(Structured figure records)
----

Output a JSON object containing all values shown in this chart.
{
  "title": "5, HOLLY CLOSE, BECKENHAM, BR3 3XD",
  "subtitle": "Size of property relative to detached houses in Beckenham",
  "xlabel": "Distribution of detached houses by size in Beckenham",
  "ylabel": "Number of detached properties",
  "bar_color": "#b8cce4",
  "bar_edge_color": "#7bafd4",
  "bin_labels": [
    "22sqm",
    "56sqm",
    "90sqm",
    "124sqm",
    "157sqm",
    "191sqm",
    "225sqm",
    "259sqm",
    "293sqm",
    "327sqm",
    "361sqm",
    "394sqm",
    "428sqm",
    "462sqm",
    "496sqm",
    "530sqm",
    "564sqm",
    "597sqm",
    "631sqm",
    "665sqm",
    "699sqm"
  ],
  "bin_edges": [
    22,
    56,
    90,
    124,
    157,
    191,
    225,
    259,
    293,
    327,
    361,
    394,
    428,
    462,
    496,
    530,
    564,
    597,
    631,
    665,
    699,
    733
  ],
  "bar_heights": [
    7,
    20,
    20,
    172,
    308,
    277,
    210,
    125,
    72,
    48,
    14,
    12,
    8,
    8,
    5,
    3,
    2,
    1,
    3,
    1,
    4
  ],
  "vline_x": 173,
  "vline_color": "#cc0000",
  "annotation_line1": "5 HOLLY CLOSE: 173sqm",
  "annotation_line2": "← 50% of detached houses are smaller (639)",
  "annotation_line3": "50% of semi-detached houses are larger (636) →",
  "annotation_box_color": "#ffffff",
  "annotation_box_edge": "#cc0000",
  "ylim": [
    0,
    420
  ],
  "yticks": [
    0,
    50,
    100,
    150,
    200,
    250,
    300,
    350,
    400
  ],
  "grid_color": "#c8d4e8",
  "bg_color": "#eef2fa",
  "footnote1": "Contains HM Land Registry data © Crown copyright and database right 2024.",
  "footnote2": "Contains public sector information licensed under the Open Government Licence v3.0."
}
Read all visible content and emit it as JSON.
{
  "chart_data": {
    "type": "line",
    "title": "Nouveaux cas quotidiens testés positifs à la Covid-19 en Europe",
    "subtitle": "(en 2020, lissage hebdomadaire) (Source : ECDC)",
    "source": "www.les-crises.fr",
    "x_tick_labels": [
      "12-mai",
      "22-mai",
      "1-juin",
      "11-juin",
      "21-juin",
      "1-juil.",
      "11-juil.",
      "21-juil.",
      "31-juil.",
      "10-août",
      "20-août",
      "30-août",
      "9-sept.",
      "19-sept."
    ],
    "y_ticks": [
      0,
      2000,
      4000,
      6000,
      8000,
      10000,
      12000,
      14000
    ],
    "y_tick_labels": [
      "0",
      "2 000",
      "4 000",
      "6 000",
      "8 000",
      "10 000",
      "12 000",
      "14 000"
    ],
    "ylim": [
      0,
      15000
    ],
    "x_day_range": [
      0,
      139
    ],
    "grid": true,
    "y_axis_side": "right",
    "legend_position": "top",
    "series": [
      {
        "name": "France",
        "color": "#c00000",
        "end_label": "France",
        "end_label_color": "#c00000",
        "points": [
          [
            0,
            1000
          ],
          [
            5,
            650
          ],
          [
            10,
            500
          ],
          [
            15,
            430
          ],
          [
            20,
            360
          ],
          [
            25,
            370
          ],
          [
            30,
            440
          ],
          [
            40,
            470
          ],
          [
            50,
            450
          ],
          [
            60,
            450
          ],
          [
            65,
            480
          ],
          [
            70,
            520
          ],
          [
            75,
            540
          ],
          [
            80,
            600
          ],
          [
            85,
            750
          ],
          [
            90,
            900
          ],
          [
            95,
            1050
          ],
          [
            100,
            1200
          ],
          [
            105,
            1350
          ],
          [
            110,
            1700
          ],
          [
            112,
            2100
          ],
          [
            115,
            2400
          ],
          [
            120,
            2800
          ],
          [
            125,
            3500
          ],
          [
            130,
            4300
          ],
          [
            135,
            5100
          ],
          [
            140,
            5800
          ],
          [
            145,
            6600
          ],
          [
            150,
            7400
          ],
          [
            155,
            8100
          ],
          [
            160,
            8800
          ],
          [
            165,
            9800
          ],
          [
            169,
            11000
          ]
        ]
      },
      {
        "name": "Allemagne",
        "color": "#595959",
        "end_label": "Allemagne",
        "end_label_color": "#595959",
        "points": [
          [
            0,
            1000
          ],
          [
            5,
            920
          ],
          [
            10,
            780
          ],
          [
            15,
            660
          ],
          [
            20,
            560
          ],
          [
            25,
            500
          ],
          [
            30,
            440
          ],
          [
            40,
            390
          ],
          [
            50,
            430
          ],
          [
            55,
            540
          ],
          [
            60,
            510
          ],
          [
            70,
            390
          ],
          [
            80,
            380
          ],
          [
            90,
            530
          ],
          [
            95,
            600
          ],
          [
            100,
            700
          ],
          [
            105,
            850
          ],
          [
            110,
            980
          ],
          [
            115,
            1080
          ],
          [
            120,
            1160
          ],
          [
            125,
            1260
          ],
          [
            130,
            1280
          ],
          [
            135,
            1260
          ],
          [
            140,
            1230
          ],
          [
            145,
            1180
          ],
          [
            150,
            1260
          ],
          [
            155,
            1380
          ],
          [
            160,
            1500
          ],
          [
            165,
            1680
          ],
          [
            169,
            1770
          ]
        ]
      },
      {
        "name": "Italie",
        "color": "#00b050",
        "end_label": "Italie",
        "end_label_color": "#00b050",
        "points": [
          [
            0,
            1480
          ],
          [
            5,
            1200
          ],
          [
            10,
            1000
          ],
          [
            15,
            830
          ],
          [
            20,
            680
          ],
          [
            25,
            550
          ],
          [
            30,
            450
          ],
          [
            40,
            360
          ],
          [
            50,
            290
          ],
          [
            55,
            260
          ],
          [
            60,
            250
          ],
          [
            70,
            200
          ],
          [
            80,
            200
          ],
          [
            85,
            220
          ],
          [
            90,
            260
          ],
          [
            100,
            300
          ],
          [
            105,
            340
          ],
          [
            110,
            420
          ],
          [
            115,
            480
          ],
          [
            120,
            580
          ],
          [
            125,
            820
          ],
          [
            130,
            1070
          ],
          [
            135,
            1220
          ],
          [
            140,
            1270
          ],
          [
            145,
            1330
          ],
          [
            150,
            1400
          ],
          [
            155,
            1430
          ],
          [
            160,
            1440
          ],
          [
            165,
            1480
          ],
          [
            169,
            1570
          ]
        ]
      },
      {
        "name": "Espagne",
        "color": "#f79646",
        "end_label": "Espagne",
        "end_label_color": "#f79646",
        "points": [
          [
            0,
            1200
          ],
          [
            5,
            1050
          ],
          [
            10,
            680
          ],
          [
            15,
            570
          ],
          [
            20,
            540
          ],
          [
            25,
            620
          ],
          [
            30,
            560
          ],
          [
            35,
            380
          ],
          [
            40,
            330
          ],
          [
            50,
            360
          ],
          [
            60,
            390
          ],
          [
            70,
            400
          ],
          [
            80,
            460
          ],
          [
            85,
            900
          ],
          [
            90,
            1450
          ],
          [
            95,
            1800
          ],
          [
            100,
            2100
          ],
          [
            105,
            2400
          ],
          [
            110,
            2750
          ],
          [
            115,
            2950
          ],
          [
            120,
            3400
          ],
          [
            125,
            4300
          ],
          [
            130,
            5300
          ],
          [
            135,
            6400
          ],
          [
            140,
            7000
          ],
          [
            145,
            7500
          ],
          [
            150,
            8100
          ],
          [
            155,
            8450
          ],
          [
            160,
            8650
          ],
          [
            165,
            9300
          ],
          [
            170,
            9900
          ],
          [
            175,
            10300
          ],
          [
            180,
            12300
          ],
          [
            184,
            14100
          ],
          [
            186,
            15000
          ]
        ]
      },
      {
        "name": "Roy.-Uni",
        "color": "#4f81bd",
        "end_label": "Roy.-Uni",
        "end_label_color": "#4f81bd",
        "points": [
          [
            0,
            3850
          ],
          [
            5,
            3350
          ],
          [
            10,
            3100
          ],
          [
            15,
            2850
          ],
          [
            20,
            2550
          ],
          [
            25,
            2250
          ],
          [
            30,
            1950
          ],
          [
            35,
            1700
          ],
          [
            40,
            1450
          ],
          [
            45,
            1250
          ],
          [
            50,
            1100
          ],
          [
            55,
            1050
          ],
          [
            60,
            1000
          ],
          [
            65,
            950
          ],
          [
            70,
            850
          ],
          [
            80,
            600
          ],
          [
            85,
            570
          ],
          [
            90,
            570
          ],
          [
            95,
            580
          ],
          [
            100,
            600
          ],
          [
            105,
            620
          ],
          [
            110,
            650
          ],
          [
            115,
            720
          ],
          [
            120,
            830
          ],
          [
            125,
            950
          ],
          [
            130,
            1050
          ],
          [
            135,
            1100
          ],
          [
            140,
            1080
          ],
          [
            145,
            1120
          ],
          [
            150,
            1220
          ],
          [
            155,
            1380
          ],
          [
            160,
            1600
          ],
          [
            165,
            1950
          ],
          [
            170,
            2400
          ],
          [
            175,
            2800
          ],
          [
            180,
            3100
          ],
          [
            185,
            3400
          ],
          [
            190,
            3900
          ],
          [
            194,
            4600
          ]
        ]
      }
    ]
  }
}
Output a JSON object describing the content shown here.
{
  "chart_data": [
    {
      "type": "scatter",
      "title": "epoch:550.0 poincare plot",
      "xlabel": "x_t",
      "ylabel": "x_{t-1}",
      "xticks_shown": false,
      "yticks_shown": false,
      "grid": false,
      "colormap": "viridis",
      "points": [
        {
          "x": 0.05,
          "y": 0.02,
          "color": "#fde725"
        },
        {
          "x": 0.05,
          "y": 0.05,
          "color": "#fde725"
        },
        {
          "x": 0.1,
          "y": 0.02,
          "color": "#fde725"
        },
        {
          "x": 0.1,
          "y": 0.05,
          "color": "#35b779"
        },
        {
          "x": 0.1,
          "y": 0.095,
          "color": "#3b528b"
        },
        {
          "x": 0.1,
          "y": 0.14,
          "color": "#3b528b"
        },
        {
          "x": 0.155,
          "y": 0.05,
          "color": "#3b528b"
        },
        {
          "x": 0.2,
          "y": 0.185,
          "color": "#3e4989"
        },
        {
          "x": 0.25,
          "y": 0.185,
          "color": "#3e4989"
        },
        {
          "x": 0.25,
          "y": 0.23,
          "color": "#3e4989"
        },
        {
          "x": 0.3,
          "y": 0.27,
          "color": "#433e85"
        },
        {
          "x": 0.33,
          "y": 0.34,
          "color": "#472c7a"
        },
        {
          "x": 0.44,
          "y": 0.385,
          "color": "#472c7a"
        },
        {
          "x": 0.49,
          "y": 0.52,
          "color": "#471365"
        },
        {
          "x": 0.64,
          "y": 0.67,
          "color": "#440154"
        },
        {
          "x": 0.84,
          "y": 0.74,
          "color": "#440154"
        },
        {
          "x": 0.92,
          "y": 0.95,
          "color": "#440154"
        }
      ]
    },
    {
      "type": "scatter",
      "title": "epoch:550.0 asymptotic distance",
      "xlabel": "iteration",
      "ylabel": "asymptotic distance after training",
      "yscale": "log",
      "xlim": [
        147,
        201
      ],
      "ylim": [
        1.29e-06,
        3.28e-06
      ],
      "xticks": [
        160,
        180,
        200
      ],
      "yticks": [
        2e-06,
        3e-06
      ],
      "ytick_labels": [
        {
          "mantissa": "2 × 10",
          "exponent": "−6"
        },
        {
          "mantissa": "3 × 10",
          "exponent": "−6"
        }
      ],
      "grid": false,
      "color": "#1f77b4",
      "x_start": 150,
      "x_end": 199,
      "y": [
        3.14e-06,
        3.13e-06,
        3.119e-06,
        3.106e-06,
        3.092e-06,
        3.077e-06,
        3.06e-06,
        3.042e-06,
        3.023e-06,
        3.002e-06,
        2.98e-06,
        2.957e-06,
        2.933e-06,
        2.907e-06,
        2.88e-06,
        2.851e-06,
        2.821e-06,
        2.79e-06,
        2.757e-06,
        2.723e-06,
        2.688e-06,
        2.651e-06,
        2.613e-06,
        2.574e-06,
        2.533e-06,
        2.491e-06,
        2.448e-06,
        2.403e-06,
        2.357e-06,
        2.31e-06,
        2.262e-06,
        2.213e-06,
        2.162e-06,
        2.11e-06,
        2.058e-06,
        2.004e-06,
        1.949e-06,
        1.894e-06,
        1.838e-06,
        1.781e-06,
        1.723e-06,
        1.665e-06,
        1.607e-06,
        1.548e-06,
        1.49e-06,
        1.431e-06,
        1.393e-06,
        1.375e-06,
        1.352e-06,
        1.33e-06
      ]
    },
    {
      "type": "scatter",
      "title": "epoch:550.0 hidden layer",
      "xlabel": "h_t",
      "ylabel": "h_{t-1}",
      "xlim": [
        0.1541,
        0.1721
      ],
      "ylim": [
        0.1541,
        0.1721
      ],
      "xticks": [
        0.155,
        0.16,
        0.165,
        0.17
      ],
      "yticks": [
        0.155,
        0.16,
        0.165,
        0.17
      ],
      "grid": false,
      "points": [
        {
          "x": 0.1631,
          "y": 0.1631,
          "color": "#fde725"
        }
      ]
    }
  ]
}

----

WHAT IS BEING ASKED
Only a number is needed: how many lines of the material above contain "distance"?

RESULT
2